▸ **Problem to work on**
Each of the entries should be retyped precisely as it appears.

▸ **Exercise inputs**
↓
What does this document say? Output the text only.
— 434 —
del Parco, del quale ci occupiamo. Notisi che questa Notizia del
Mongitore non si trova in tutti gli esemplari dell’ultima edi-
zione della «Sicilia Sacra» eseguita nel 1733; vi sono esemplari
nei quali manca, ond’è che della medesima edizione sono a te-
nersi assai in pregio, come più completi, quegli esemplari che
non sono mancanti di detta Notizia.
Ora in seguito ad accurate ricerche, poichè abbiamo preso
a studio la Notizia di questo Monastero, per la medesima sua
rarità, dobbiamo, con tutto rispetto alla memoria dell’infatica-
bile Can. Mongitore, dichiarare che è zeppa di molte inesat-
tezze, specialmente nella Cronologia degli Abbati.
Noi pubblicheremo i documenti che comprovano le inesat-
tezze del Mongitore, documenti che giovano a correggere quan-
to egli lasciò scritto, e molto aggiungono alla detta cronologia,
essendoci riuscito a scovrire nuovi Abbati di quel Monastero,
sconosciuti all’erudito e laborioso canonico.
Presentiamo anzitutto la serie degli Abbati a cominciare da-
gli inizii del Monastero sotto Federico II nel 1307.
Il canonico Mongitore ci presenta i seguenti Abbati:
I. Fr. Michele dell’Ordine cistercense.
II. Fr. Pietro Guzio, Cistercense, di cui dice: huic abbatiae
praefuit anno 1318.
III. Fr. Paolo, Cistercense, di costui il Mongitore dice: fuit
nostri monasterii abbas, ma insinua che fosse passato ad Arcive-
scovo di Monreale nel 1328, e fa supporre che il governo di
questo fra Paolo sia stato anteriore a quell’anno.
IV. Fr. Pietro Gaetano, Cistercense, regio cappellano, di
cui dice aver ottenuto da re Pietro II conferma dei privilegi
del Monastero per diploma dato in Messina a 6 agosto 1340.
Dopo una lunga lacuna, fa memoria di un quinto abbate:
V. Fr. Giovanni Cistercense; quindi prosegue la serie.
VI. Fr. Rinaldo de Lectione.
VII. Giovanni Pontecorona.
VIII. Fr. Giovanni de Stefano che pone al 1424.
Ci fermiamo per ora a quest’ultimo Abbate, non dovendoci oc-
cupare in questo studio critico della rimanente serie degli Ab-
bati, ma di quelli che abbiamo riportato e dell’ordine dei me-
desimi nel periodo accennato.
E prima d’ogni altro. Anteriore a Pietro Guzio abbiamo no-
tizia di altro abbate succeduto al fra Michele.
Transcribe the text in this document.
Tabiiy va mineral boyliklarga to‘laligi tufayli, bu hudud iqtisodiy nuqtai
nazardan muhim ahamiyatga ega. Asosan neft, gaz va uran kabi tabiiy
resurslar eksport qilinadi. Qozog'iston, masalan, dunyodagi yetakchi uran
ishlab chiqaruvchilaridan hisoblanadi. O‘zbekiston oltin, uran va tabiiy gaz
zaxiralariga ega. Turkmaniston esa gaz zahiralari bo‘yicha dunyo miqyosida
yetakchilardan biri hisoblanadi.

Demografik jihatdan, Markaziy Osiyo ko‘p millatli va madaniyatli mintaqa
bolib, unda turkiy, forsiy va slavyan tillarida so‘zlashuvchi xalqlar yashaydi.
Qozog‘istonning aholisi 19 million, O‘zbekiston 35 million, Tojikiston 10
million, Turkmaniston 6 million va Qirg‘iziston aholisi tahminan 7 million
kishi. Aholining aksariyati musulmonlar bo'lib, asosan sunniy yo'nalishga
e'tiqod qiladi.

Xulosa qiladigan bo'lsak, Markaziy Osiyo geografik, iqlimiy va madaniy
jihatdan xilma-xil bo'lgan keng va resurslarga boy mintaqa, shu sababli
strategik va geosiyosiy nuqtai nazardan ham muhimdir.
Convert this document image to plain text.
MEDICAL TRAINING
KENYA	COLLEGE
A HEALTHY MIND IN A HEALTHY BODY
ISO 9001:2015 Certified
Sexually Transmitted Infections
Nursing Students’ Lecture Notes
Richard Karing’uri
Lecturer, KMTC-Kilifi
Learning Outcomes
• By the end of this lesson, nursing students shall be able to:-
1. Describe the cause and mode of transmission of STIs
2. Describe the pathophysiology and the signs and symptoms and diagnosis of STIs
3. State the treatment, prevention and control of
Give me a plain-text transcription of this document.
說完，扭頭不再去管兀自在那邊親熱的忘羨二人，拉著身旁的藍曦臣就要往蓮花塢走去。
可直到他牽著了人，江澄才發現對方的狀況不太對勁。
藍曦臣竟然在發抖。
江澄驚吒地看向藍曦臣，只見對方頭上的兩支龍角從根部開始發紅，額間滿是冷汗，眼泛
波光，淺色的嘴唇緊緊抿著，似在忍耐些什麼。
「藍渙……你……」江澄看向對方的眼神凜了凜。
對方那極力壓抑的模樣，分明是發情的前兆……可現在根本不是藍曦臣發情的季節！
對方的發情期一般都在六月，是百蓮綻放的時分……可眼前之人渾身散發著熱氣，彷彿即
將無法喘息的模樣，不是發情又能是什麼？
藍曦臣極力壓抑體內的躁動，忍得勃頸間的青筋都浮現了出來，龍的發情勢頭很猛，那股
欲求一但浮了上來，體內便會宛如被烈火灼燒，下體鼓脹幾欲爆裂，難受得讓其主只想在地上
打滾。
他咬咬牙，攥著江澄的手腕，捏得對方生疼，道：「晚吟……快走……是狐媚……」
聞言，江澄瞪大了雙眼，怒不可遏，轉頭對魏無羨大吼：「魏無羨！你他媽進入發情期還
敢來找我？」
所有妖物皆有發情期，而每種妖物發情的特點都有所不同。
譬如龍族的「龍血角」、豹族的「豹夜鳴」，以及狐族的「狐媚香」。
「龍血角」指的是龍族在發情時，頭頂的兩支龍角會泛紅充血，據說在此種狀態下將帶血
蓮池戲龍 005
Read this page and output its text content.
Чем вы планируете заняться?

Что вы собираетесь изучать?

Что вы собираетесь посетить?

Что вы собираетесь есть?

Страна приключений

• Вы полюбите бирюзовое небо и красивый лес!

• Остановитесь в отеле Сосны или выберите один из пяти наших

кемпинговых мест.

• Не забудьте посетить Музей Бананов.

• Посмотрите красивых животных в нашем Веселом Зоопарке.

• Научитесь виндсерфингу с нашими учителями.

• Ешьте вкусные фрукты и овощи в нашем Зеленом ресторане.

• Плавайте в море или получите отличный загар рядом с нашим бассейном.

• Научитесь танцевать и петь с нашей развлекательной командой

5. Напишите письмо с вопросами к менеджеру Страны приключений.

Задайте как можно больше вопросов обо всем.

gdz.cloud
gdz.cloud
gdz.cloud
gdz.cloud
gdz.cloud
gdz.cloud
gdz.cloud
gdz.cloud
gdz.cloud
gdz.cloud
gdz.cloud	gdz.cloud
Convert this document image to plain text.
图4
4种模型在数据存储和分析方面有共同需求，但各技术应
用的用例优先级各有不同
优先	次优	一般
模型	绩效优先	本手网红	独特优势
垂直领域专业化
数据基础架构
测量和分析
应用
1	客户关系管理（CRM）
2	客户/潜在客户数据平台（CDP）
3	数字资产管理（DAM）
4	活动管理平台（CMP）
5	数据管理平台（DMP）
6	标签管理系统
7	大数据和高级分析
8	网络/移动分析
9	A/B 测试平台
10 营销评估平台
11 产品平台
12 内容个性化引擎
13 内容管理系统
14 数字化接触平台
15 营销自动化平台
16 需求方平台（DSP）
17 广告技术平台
↑
▸ **Problem solution**
What does this document say? Output the text only.
— 434 —
del Parco, del quale ci occupiamo. Notisi che questa Notizia del
Mongitore non si trova in tutti gli esemplari dell’ultima edi-
zione della «Sicilia Sacra» eseguita nel 1733; vi sono esemplari
nei quali manca, ond’è che della medesima edizione sono a te-
nersi assai in pregio, come più completi, quegli esemplari che
non sono mancanti di detta Notizia.
Ora in seguito ad accurate ricerche, poichè abbiamo preso
a studio la Notizia di questo Monastero, per la medesima sua
rarità, dobbiamo, con tutto rispetto alla memoria dell’infatica-
bile Can. Mongitore, dichiarare che è zeppa di molte inesat-
tezze, specialmente nella Cronologia degli Abbati.
Noi pubblicheremo i documenti che comprovano le inesat-
tezze del Mongitore, documenti che giovano a correggere quan-
to egli lasciò scritto, e molto aggiungono alla detta cronologia,
essendoci riuscito a scovrire nuovi Abbati di quel Monastero,
sconosciuti all’erudito e laborioso canonico.
Presentiamo anzitutto la serie degli Abbati a cominciare da-
gli inizii del Monastero sotto Federico II nel 1307.
Il canonico Mongitore ci presenta i seguenti Abbati:
I. Fr. Michele dell’Ordine cistercense.
II. Fr. Pietro Guzio, Cistercense, di cui dice: huic abbatiae
praefuit anno 1318.
III. Fr. Paolo, Cistercense, di costui il Mongitore dice: fuit
nostri monasterii abbas, ma insinua che fosse passato ad Arcive-
scovo di Monreale nel 1328, e fa supporre che il governo di
questo fra Paolo sia stato anteriore a quell’anno.
IV. Fr. Pietro Gaetano, Cistercense, regio cappellano, di
cui dice aver ottenuto da re Pietro II conferma dei privilegi
del Monastero per diploma dato in Messina a 6 agosto 1340.
Dopo una lunga lacuna, fa memoria di un quinto abbate:
V. Fr. Giovanni Cistercense; quindi prosegue la serie.
VI. Fr. Rinaldo de Lectione.
VII. Giovanni Pontecorona.
VIII. Fr. Giovanni de Stefano che pone al 1424.
Ci fermiamo per ora a quest’ultimo Abbate, non dovendoci oc-
cupare in questo studio critico della rimanente serie degli Ab-
bati, ma di quelli che abbiamo riportato e dell’ordine dei me-
desimi nel periodo accennato.
E prima d’ogni altro. Anteriore a Pietro Guzio abbiamo no-
tizia di altro abbate succeduto al fra Michele.
Transcribe the text in this document.
Tabiiy va mineral boyliklarga to‘laligi tufayli, bu hudud iqtisodiy nuqtai
nazardan muhim ahamiyatga ega. Asosan neft, gaz va uran kabi tabiiy
resurslar eksport qilinadi. Qozog'iston, masalan, dunyodagi yetakchi uran
ishlab chiqaruvchilaridan hisoblanadi. O‘zbekiston oltin, uran va tabiiy gaz
zaxiralariga ega. Turkmaniston esa gaz zahiralari bo‘yicha dunyo miqyosida
yetakchilardan biri hisoblanadi.

Demografik jihatdan, Markaziy Osiyo ko‘p millatli va madaniyatli mintaqa
bolib, unda turkiy, forsiy va slavyan tillarida so‘zlashuvchi xalqlar yashaydi.
Qozog‘istonning aholisi 19 million, O‘zbekiston 35 million, Tojikiston 10
million, Turkmaniston 6 million va Qirg‘iziston aholisi tahminan 7 million
kishi. Aholining aksariyati musulmonlar bo'lib, asosan sunniy yo'nalishga
e'tiqod qiladi.

Xulosa qiladigan bo'lsak, Markaziy Osiyo geografik, iqlimiy va madaniy
jihatdan xilma-xil bo'lgan keng va resurslarga boy mintaqa, shu sababli
strategik va geosiyosiy nuqtai nazardan ham muhimdir.
Convert this document image to plain text.
MEDICAL TRAINING
KENYA	COLLEGE
A HEALTHY MIND IN A HEALTHY BODY
ISO 9001:2015 Certified
Sexually Transmitted Infections
Nursing Students’ Lecture Notes
Richard Karing’uri
Lecturer, KMTC-Kilifi
Learning Outcomes
• By the end of this lesson, nursing students shall be able to:-
1. Describe the cause and mode of transmission of STIs
2. Describe the pathophysiology and the signs and symptoms and diagnosis of STIs
3. State the treatment, prevention and control of
Give me a plain-text transcription of this document.
說完，扭頭不再去管兀自在那邊親熱的忘羨二人，拉著身旁的藍曦臣就要往蓮花塢走去。
可直到他牽著了人，江澄才發現對方的狀況不太對勁。
藍曦臣竟然在發抖。
江澄驚吒地看向藍曦臣，只見對方頭上的兩支龍角從根部開始發紅，額間滿是冷汗，眼泛
波光，淺色的嘴唇緊緊抿著，似在忍耐些什麼。
「藍渙……你……」江澄看向對方的眼神凜了凜。
對方那極力壓抑的模樣，分明是發情的前兆……可現在根本不是藍曦臣發情的季節！
對方的發情期一般都在六月，是百蓮綻放的時分……可眼前之人渾身散發著熱氣，彷彿即
將無法喘息的模樣，不是發情又能是什麼？
藍曦臣極力壓抑體內的躁動，忍得勃頸間的青筋都浮現了出來，龍的發情勢頭很猛，那股
欲求一但浮了上來，體內便會宛如被烈火灼燒，下體鼓脹幾欲爆裂，難受得讓其主只想在地上
打滾。
他咬咬牙，攥著江澄的手腕，捏得對方生疼，道：「晚吟……快走……是狐媚……」
聞言，江澄瞪大了雙眼，怒不可遏，轉頭對魏無羨大吼：「魏無羨！你他媽進入發情期還
敢來找我？」
所有妖物皆有發情期，而每種妖物發情的特點都有所不同。
譬如龍族的「龍血角」、豹族的「豹夜鳴」，以及狐族的「狐媚香」。
「龍血角」指的是龍族在發情時，頭頂的兩支龍角會泛紅充血，據說在此種狀態下將帶血
蓮池戲龍 005
Read this page and output its text content.
Чем вы планируете заняться?

Что вы собираетесь изучать?

Что вы собираетесь посетить?

Что вы собираетесь есть?

Страна приключений

• Вы полюбите бирюзовое небо и красивый лес!

• Остановитесь в отеле Сосны или выберите один из пяти наших

кемпинговых мест.

• Не забудьте посетить Музей Бананов.

• Посмотрите красивых животных в нашем Веселом Зоопарке.

• Научитесь виндсерфингу с нашими учителями.

• Ешьте вкусные фрукты и овощи в нашем Зеленом ресторане.

• Плавайте в море или получите отличный загар рядом с нашим бассейном.

• Научитесь танцевать и петь с нашей развлекательной командой

5. Напишите письмо с вопросами к менеджеру Страны приключений.

Задайте как можно больше вопросов обо всем.

gdz.cloud
gdz.cloud
gdz.cloud
gdz.cloud
gdz.cloud
gdz.cloud
gdz.cloud
gdz.cloud
gdz.cloud
gdz.cloud
gdz.cloud	gdz.cloud
Convert this document image to plain text.
图4
4种模型在数据存储和分析方面有共同需求，但各技术应
用的用例优先级各有不同
优先	次优	一般
模型	绩效优先	本手网红	独特优势
垂直领域专业化
数据基础架构
测量和分析
应用
1	客户关系管理（CRM）
2	客户/潜在客户数据平台（CDP）
3	数字资产管理（DAM）
4	活动管理平台（CMP）
5	数据管理平台（DMP）
6	标签管理系统
7	大数据和高级分析
8	网络/移动分析
9	A/B 测试平台
10 营销评估平台
11 产品平台
12 内容个性化引擎
13 内容管理系统
14 数字化接触平台
15 营销自动化平台
16 需求方平台（DSP）
17 广告技术平台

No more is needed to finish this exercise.